• _Prompt_: With the pictures excluded, reproduce all of the data exactly.

• _Web page and app entries_:
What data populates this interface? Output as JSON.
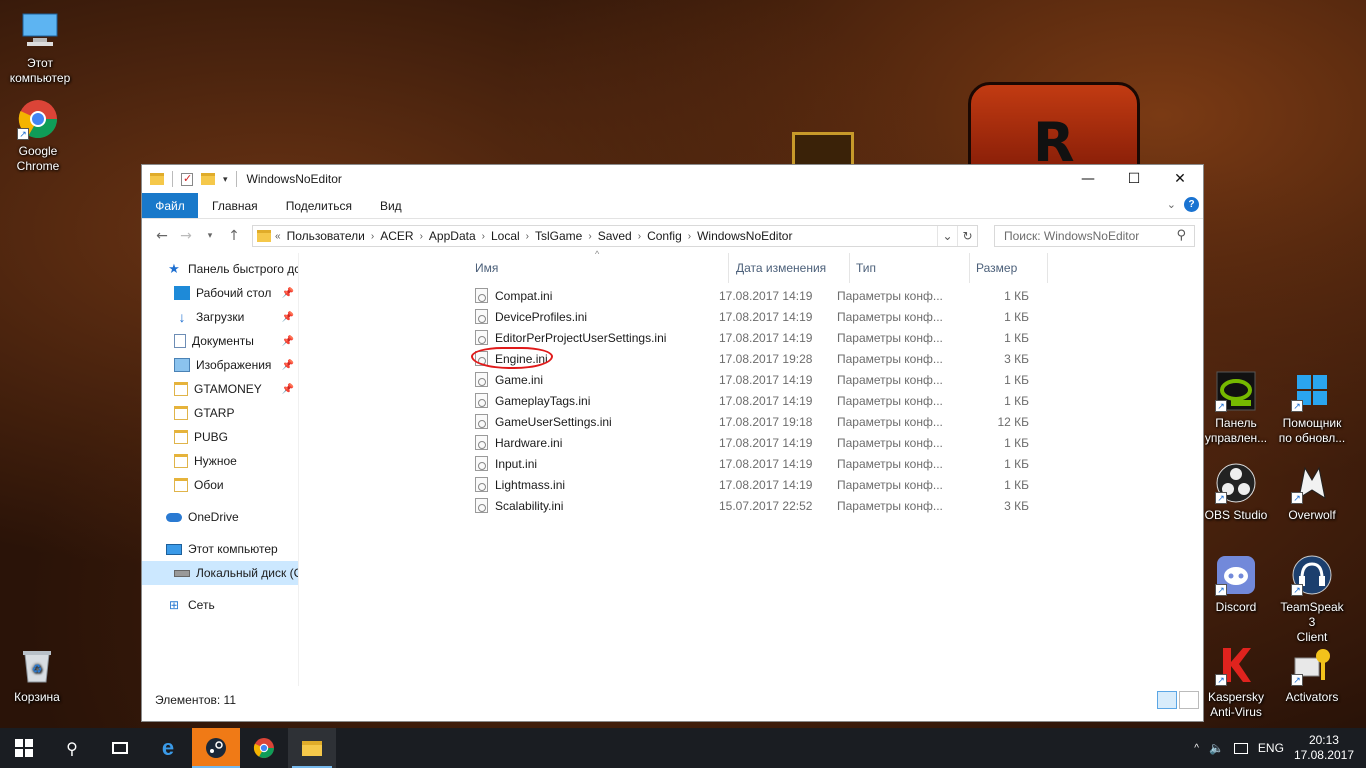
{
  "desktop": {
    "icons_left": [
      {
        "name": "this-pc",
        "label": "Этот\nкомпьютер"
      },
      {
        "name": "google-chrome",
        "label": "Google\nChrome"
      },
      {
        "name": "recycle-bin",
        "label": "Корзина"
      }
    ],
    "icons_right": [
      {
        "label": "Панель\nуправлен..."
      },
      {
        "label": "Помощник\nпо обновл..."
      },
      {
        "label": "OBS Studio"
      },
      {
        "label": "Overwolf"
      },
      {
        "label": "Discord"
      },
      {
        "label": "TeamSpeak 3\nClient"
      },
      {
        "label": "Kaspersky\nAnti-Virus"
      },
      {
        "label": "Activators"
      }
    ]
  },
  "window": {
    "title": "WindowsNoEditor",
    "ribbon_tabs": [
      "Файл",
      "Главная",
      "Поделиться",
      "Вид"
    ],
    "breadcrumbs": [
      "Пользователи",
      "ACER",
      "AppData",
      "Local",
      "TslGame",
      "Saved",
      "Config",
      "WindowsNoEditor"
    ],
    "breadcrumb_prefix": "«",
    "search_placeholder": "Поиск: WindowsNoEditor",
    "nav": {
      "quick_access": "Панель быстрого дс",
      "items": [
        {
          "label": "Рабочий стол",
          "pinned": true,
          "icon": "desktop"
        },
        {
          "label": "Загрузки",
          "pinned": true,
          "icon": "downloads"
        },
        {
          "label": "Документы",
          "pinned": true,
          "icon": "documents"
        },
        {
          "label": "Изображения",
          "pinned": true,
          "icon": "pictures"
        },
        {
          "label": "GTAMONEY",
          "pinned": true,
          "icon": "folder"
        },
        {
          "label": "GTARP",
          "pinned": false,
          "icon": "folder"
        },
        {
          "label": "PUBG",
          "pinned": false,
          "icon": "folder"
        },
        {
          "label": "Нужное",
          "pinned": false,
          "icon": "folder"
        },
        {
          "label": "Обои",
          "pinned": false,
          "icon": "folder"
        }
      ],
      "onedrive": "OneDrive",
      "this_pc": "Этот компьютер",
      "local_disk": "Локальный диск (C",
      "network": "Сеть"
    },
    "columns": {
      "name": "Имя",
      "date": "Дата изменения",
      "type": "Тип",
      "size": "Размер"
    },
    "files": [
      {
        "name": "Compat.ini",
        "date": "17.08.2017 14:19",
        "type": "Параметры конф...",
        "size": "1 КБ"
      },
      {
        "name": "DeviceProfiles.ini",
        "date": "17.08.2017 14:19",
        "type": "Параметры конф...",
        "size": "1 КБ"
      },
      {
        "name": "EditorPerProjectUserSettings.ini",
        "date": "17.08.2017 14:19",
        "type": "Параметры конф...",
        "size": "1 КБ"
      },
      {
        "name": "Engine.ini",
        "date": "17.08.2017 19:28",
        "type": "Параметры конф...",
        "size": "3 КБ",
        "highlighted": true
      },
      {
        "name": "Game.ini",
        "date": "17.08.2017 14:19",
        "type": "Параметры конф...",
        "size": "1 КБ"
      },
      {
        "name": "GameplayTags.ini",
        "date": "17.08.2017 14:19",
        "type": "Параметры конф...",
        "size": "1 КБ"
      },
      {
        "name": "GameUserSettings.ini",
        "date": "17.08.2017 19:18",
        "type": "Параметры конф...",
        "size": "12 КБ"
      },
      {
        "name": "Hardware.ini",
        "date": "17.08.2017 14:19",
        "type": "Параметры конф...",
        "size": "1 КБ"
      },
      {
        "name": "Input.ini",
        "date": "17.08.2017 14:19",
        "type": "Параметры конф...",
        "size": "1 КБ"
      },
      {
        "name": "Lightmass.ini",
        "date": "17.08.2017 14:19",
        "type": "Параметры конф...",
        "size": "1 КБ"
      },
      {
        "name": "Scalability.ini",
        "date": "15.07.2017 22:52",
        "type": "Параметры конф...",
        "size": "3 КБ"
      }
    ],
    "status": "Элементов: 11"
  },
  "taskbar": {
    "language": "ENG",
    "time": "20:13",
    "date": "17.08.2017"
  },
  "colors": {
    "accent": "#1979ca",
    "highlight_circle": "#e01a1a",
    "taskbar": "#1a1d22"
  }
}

• _Task response_:
What data populates this interface? Output as JSON.
{
  "desktop": {
    "icons_left": [
      {
        "name": "this-pc",
        "label": "Этот\nкомпьютер"
      },
      {
        "name": "google-chrome",
        "label": "Google\nChrome"
      },
      {
        "name": "recycle-bin",
        "label": "Корзина"
      }
    ],
    "icons_right": [
      {
        "label": "Панель\nуправлен..."
      },
      {
        "label": "Помощник\nпо обновл..."
      },
      {
        "label": "OBS Studio"
      },
      {
        "label": "Overwolf"
      },
      {
        "label": "Discord"
      },
      {
        "label": "TeamSpeak 3\nClient"
      },
      {
        "label": "Kaspersky\nAnti-Virus"
      },
      {
        "label": "Activators"
      }
    ]
  },
  "window": {
    "title": "WindowsNoEditor",
    "ribbon_tabs": [
      "Файл",
      "Главная",
      "Поделиться",
      "Вид"
    ],
    "breadcrumbs": [
      "Пользователи",
      "ACER",
      "AppData",
      "Local",
      "TslGame",
      "Saved",
      "Config",
      "WindowsNoEditor"
    ],
    "breadcrumb_prefix": "«",
    "search_placeholder": "Поиск: WindowsNoEditor",
    "nav": {
      "quick_access": "Панель быстрого дс",
      "items": [
        {
          "label": "Рабочий стол",
          "pinned": true,
          "icon": "desktop"
        },
        {
          "label": "Загрузки",
          "pinned": true,
          "icon": "downloads"
        },
        {
          "label": "Документы",
          "pinned": true,
          "icon": "documents"
        },
        {
          "label": "Изображения",
          "pinned": true,
          "icon": "pictures"
        },
        {
          "label": "GTAMONEY",
          "pinned": true,
          "icon": "folder"
        },
        {
          "label": "GTARP",
          "pinned": false,
          "icon": "folder"
        },
        {
          "label": "PUBG",
          "pinned": false,
          "icon": "folder"
        },
        {
          "label": "Нужное",
          "pinned": false,
          "icon": "folder"
        },
        {
          "label": "Обои",
          "pinned": false,
          "icon": "folder"
        }
      ],
      "onedrive": "OneDrive",
      "this_pc": "Этот компьютер",
      "local_disk": "Локальный диск (C",
      "network": "Сеть"
    },
    "columns": {
      "name": "Имя",
      "date": "Дата изменения",
      "type": "Тип",
      "size": "Размер"
    },
    "files": [
      {
        "name": "Compat.ini",
        "date": "17.08.2017 14:19",
        "type": "Параметры конф...",
        "size": "1 КБ"
      },
      {
        "name": "DeviceProfiles.ini",
        "date": "17.08.2017 14:19",
        "type": "Параметры конф...",
        "size": "1 КБ"
      },
      {
        "name": "EditorPerProjectUserSettings.ini",
        "date": "17.08.2017 14:19",
        "type": "Параметры конф...",
        "size": "1 КБ"
      },
      {
        "name": "Engine.ini",
        "date": "17.08.2017 19:28",
        "type": "Параметры конф...",
        "size": "3 КБ",
        "highlighted": true
      },
      {
        "name": "Game.ini",
        "date": "17.08.2017 14:19",
        "type": "Параметры конф...",
        "size": "1 КБ"
      },
      {
        "name": "GameplayTags.ini",
        "date": "17.08.2017 14:19",
        "type": "Параметры конф...",
        "size": "1 КБ"
      },
      {
        "name": "GameUserSettings.ini",
        "date": "17.08.2017 19:18",
        "type": "Параметры конф...",
        "size": "12 КБ"
      },
      {
        "name": "Hardware.ini",
        "date": "17.08.2017 14:19",
        "type": "Параметры конф...",
        "size": "1 КБ"
      },
      {
        "name": "Input.ini",
        "date": "17.08.2017 14:19",
        "type": "Параметры конф...",
        "size": "1 КБ"
      },
      {
        "name": "Lightmass.ini",
        "date": "17.08.2017 14:19",
        "type": "Параметры конф...",
        "size": "1 КБ"
      },
      {
        "name": "Scalability.ini",
        "date": "15.07.2017 22:52",
        "type": "Параметры конф...",
        "size": "3 КБ"
      }
    ],
    "status": "Элементов: 11"
  },
  "taskbar": {
    "language": "ENG",
    "time": "20:13",
    "date": "17.08.2017"
  },
  "colors": {
    "accent": "#1979ca",
    "highlight_circle": "#e01a1a",
    "taskbar": "#1a1d22"
  }
}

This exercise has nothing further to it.